Your task is to output the data exactly as it stands.

[Records about charts and figures]
◇ ◇ ◇

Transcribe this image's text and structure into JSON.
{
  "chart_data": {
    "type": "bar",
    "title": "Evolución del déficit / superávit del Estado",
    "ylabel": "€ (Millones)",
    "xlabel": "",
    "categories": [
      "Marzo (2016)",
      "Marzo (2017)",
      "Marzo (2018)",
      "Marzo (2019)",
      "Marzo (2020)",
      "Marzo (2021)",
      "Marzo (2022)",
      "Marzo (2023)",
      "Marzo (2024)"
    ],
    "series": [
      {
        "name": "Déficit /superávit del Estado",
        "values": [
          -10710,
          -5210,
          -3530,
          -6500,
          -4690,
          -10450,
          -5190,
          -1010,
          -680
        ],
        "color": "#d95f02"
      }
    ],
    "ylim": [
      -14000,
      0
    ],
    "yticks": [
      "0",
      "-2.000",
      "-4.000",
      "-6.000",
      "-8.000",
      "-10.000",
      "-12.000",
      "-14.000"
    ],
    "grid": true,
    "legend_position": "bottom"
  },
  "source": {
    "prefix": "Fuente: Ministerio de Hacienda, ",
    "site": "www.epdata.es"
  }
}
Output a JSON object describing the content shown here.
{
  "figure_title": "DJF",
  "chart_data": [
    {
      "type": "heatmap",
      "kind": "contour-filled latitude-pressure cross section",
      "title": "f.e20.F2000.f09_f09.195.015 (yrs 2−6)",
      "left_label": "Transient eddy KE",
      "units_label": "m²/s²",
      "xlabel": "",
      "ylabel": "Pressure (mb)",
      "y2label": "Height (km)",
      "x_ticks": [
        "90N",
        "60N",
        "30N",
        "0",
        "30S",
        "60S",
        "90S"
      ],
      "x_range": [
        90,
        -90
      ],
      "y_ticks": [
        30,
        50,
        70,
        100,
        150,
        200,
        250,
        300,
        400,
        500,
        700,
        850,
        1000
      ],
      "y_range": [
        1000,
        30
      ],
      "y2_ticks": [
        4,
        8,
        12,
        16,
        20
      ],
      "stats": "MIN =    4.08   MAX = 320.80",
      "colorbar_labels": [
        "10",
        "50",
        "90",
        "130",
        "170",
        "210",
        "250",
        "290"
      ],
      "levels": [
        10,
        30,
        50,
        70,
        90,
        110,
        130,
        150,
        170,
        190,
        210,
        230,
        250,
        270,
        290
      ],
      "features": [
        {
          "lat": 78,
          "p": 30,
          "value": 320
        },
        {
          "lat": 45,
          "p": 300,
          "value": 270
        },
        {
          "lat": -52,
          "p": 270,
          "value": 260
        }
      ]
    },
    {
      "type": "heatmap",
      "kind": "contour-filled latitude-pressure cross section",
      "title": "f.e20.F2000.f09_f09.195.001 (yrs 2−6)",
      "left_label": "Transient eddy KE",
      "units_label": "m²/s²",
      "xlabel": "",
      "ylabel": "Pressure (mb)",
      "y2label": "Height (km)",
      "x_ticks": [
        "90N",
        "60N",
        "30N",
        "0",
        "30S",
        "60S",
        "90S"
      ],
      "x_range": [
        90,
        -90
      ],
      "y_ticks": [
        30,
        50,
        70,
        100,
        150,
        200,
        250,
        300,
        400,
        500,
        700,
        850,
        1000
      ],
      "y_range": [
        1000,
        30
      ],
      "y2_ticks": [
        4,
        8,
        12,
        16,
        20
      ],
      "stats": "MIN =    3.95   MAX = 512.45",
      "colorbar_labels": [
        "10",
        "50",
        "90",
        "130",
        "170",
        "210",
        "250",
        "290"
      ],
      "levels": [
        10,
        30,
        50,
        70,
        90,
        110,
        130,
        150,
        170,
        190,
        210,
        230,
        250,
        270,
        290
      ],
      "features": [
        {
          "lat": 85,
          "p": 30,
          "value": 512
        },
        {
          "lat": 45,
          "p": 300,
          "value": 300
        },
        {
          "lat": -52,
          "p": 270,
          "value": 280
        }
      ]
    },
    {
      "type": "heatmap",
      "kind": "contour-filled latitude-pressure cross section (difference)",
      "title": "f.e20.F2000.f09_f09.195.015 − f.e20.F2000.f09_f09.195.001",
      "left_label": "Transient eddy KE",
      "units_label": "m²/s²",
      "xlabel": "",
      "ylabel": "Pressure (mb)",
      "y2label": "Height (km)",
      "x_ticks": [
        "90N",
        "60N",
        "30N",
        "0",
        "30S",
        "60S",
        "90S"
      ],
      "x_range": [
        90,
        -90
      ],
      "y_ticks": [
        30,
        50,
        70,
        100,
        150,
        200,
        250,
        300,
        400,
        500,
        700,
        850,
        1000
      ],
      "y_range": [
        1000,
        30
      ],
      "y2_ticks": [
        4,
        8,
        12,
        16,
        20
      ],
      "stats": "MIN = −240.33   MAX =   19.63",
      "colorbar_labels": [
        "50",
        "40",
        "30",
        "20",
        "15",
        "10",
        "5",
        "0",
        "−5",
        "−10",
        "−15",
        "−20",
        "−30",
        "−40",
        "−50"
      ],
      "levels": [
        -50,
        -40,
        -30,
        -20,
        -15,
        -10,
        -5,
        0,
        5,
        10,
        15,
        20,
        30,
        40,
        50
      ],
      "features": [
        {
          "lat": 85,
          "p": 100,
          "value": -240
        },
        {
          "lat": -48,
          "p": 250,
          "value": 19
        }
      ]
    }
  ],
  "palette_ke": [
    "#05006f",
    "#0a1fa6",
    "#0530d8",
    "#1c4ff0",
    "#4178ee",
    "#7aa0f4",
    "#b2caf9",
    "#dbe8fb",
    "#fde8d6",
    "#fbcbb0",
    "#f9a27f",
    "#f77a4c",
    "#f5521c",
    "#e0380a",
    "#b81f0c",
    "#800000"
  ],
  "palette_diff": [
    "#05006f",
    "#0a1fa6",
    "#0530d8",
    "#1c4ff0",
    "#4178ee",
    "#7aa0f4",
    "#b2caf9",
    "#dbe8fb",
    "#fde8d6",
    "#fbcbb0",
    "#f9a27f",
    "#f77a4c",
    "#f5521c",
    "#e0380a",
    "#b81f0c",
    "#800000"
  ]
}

◇ ◇ ◇

ANSWER TO THE EXERCISE =
Transcribe this image's text and structure into JSON.
{
  "chart_data": {
    "type": "bar",
    "title": "Evolución del déficit / superávit del Estado",
    "ylabel": "€ (Millones)",
    "xlabel": "",
    "categories": [
      "Marzo (2016)",
      "Marzo (2017)",
      "Marzo (2018)",
      "Marzo (2019)",
      "Marzo (2020)",
      "Marzo (2021)",
      "Marzo (2022)",
      "Marzo (2023)",
      "Marzo (2024)"
    ],
    "series": [
      {
        "name": "Déficit /superávit del Estado",
        "values": [
          -10710,
          -5210,
          -3530,
          -6500,
          -4690,
          -10450,
          -5190,
          -1010,
          -680
        ],
        "color": "#d95f02"
      }
    ],
    "ylim": [
      -14000,
      0
    ],
    "yticks": [
      "0",
      "-2.000",
      "-4.000",
      "-6.000",
      "-8.000",
      "-10.000",
      "-12.000",
      "-14.000"
    ],
    "grid": true,
    "legend_position": "bottom"
  },
  "source": {
    "prefix": "Fuente: Ministerio de Hacienda, ",
    "site": "www.epdata.es"
  }
}
Output a JSON object describing the content shown here.
{
  "figure_title": "DJF",
  "chart_data": [
    {
      "type": "heatmap",
      "kind": "contour-filled latitude-pressure cross section",
      "title": "f.e20.F2000.f09_f09.195.015 (yrs 2−6)",
      "left_label": "Transient eddy KE",
      "units_label": "m²/s²",
      "xlabel": "",
      "ylabel": "Pressure (mb)",
      "y2label": "Height (km)",
      "x_ticks": [
        "90N",
        "60N",
        "30N",
        "0",
        "30S",
        "60S",
        "90S"
      ],
      "x_range": [
        90,
        -90
      ],
      "y_ticks": [
        30,
        50,
        70,
        100,
        150,
        200,
        250,
        300,
        400,
        500,
        700,
        850,
        1000
      ],
      "y_range": [
        1000,
        30
      ],
      "y2_ticks": [
        4,
        8,
        12,
        16,
        20
      ],
      "stats": "MIN =    4.08   MAX = 320.80",
      "colorbar_labels": [
        "10",
        "50",
        "90",
        "130",
        "170",
        "210",
        "250",
        "290"
      ],
      "levels": [
        10,
        30,
        50,
        70,
        90,
        110,
        130,
        150,
        170,
        190,
        210,
        230,
        250,
        270,
        290
      ],
      "features": [
        {
          "lat": 78,
          "p": 30,
          "value": 320
        },
        {
          "lat": 45,
          "p": 300,
          "value": 270
        },
        {
          "lat": -52,
          "p": 270,
          "value": 260
        }
      ]
    },
    {
      "type": "heatmap",
      "kind": "contour-filled latitude-pressure cross section",
      "title": "f.e20.F2000.f09_f09.195.001 (yrs 2−6)",
      "left_label": "Transient eddy KE",
      "units_label": "m²/s²",
      "xlabel": "",
      "ylabel": "Pressure (mb)",
      "y2label": "Height (km)",
      "x_ticks": [
        "90N",
        "60N",
        "30N",
        "0",
        "30S",
        "60S",
        "90S"
      ],
      "x_range": [
        90,
        -90
      ],
      "y_ticks": [
        30,
        50,
        70,
        100,
        150,
        200,
        250,
        300,
        400,
        500,
        700,
        850,
        1000
      ],
      "y_range": [
        1000,
        30
      ],
      "y2_ticks": [
        4,
        8,
        12,
        16,
        20
      ],
      "stats": "MIN =    3.95   MAX = 512.45",
      "colorbar_labels": [
        "10",
        "50",
        "90",
        "130",
        "170",
        "210",
        "250",
        "290"
      ],
      "levels": [
        10,
        30,
        50,
        70,
        90,
        110,
        130,
        150,
        170,
        190,
        210,
        230,
        250,
        270,
        290
      ],
      "features": [
        {
          "lat": 85,
          "p": 30,
          "value": 512
        },
        {
          "lat": 45,
          "p": 300,
          "value": 300
        },
        {
          "lat": -52,
          "p": 270,
          "value": 280
        }
      ]
    },
    {
      "type": "heatmap",
      "kind": "contour-filled latitude-pressure cross section (difference)",
      "title": "f.e20.F2000.f09_f09.195.015 − f.e20.F2000.f09_f09.195.001",
      "left_label": "Transient eddy KE",
      "units_label": "m²/s²",
      "xlabel": "",
      "ylabel": "Pressure (mb)",
      "y2label": "Height (km)",
      "x_ticks": [
        "90N",
        "60N",
        "30N",
        "0",
        "30S",
        "60S",
        "90S"
      ],
      "x_range": [
        90,
        -90
      ],
      "y_ticks": [
        30,
        50,
        70,
        100,
        150,
        200,
        250,
        300,
        400,
        500,
        700,
        850,
        1000
      ],
      "y_range": [
        1000,
        30
      ],
      "y2_ticks": [
        4,
        8,
        12,
        16,
        20
      ],
      "stats": "MIN = −240.33   MAX =   19.63",
      "colorbar_labels": [
        "50",
        "40",
        "30",
        "20",
        "15",
        "10",
        "5",
        "0",
        "−5",
        "−10",
        "−15",
        "−20",
        "−30",
        "−40",
        "−50"
      ],
      "levels": [
        -50,
        -40,
        -30,
        -20,
        -15,
        -10,
        -5,
        0,
        5,
        10,
        15,
        20,
        30,
        40,
        50
      ],
      "features": [
        {
          "lat": 85,
          "p": 100,
          "value": -240
        },
        {
          "lat": -48,
          "p": 250,
          "value": 19
        }
      ]
    }
  ],
  "palette_ke": [
    "#05006f",
    "#0a1fa6",
    "#0530d8",
    "#1c4ff0",
    "#4178ee",
    "#7aa0f4",
    "#b2caf9",
    "#dbe8fb",
    "#fde8d6",
    "#fbcbb0",
    "#f9a27f",
    "#f77a4c",
    "#f5521c",
    "#e0380a",
    "#b81f0c",
    "#800000"
  ],
  "palette_diff": [
    "#05006f",
    "#0a1fa6",
    "#0530d8",
    "#1c4ff0",
    "#4178ee",
    "#7aa0f4",
    "#b2caf9",
    "#dbe8fb",
    "#fde8d6",
    "#fbcbb0",
    "#f9a27f",
    "#f77a4c",
    "#f5521c",
    "#e0380a",
    "#b81f0c",
    "#800000"
  ]
}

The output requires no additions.